--- Task details ---
Repeat, exactly and in full, the lines of the listing below, but without any pictures.

--- Given data ---

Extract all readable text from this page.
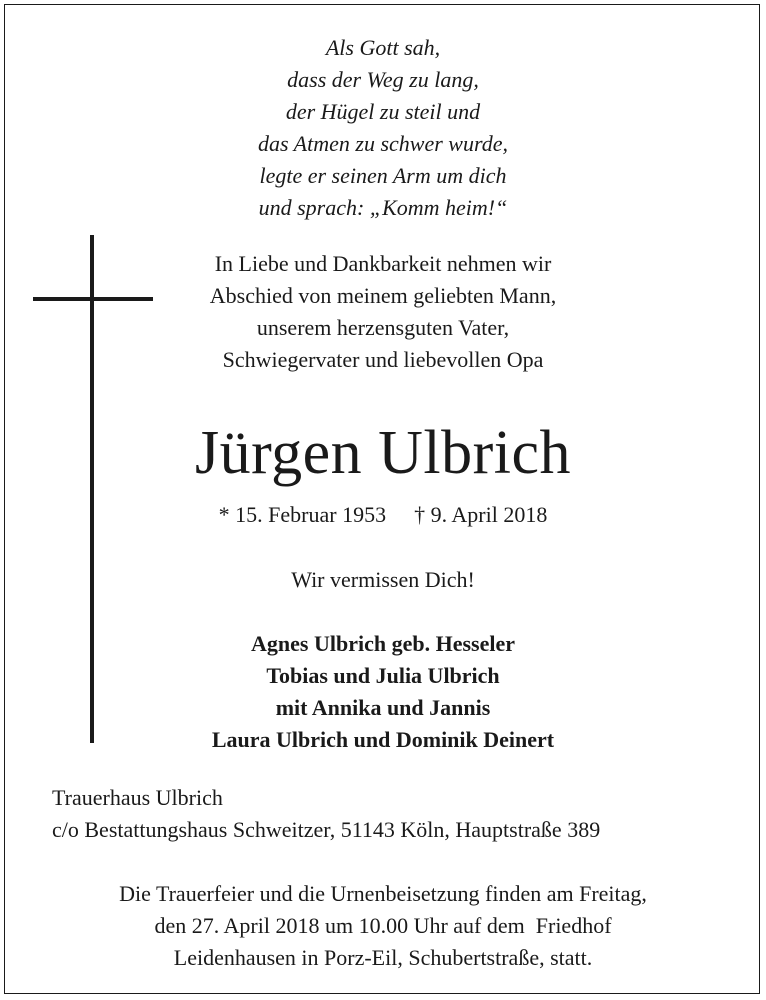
Als Gott sah,
dass der Weg zu lang,
der Hügel zu steil und
das Atmen zu schwer wurde,
legte er seinen Arm um dich
und sprach: „Komm heim!“
In Liebe und Dankbarkeit nehmen wir
Abschied von meinem geliebten Mann,
unserem herzensguten Vater,
Schwiegervater und liebevollen Opa
Jürgen Ulbrich
* 15. Februar 1953 † 9. April 2018
Wir vermissen Dich!
Agnes Ulbrich geb. Hesseler
Tobias und Julia Ulbrich
mit Annika und Jannis
Laura Ulbrich und Dominik Deinert
Trauerhaus Ulbrich
c/o Bestattungshaus Schweitzer, 51143 Köln, Hauptstraße 389
Die Trauerfeier und die Urnenbeisetzung finden am Freitag,
den 27. April 2018 um 10.00 Uhr auf dem  Friedhof
Leidenhausen in Porz-Eil, Schubertstraße, statt.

--- Exercise result ---
Extract all readable text from this page.
Als Gott sah,
dass der Weg zu lang,
der Hügel zu steil und
das Atmen zu schwer wurde,
legte er seinen Arm um dich
und sprach: „Komm heim!“
In Liebe und Dankbarkeit nehmen wir
Abschied von meinem geliebten Mann,
unserem herzensguten Vater,
Schwiegervater und liebevollen Opa
Jürgen Ulbrich
* 15. Februar 1953 † 9. April 2018
Wir vermissen Dich!
Agnes Ulbrich geb. Hesseler
Tobias und Julia Ulbrich
mit Annika und Jannis
Laura Ulbrich und Dominik Deinert
Trauerhaus Ulbrich
c/o Bestattungshaus Schweitzer, 51143 Köln, Hauptstraße 389
Die Trauerfeier und die Urnenbeisetzung finden am Freitag,
den 27. April 2018 um 10.00 Uhr auf dem  Friedhof
Leidenhausen in Porz-Eil, Schubertstraße, statt.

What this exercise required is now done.